What you need to do. Retype the data below without altering anything.

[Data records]
════

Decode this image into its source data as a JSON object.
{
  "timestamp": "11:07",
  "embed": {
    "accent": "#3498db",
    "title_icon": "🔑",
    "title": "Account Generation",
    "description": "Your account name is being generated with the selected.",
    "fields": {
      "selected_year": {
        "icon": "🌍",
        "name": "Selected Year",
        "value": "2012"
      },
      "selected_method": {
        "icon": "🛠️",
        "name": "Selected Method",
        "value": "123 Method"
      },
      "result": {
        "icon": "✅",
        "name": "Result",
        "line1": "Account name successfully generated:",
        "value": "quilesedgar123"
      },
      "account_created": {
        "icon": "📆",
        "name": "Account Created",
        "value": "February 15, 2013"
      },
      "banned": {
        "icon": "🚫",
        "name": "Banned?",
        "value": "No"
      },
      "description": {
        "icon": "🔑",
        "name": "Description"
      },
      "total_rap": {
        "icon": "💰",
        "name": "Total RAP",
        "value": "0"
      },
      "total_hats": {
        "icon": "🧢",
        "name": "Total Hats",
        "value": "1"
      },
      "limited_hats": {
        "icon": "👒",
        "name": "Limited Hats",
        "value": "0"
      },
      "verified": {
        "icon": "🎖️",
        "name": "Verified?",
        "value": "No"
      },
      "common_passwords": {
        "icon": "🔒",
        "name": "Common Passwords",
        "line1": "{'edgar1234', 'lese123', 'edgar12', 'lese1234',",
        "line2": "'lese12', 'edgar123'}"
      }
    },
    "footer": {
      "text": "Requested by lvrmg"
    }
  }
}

════

Result for this task.
Decode this image into its source data as a JSON object.
{
  "timestamp": "11:07",
  "embed": {
    "accent": "#3498db",
    "title_icon": "🔑",
    "title": "Account Generation",
    "description": "Your account name is being generated with the selected.",
    "fields": {
      "selected_year": {
        "icon": "🌍",
        "name": "Selected Year",
        "value": "2012"
      },
      "selected_method": {
        "icon": "🛠️",
        "name": "Selected Method",
        "value": "123 Method"
      },
      "result": {
        "icon": "✅",
        "name": "Result",
        "line1": "Account name successfully generated:",
        "value": "quilesedgar123"
      },
      "account_created": {
        "icon": "📆",
        "name": "Account Created",
        "value": "February 15, 2013"
      },
      "banned": {
        "icon": "🚫",
        "name": "Banned?",
        "value": "No"
      },
      "description": {
        "icon": "🔑",
        "name": "Description"
      },
      "total_rap": {
        "icon": "💰",
        "name": "Total RAP",
        "value": "0"
      },
      "total_hats": {
        "icon": "🧢",
        "name": "Total Hats",
        "value": "1"
      },
      "limited_hats": {
        "icon": "👒",
        "name": "Limited Hats",
        "value": "0"
      },
      "verified": {
        "icon": "🎖️",
        "name": "Verified?",
        "value": "No"
      },
      "common_passwords": {
        "icon": "🔒",
        "name": "Common Passwords",
        "line1": "{'edgar1234', 'lese123', 'edgar12', 'lese1234',",
        "line2": "'lese12', 'edgar123'}"
      }
    },
    "footer": {
      "text": "Requested by lvrmg"
    }
  }
}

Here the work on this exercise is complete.